# Task inputs
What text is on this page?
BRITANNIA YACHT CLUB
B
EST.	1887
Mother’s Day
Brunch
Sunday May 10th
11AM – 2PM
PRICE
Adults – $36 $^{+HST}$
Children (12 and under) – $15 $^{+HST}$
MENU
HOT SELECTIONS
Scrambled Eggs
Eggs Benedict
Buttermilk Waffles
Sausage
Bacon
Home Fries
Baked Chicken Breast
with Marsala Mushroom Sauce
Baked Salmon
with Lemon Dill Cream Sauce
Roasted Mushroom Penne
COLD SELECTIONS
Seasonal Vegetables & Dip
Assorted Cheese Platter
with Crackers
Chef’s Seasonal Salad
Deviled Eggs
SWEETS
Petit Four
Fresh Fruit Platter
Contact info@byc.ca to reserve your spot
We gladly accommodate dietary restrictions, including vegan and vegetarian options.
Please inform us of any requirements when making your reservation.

# Your objective
Extract all the entries word for word.

# Response to the task
What text is on this page?
BRITANNIA YACHT CLUB
B
EST.	1887
Mother’s Day
Brunch
Sunday May 10th
11AM – 2PM
PRICE
Adults – $36 $^{+HST}$
Children (12 and under) – $15 $^{+HST}$
MENU
HOT SELECTIONS
Scrambled Eggs
Eggs Benedict
Buttermilk Waffles
Sausage
Bacon
Home Fries
Baked Chicken Breast
with Marsala Mushroom Sauce
Baked Salmon
with Lemon Dill Cream Sauce
Roasted Mushroom Penne
COLD SELECTIONS
Seasonal Vegetables & Dip
Assorted Cheese Platter
with Crackers
Chef’s Seasonal Salad
Deviled Eggs
SWEETS
Petit Four
Fresh Fruit Platter
Contact info@byc.ca to reserve your spot
We gladly accommodate dietary restrictions, including vegan and vegetarian options.
Please inform us of any requirements when making your reservation.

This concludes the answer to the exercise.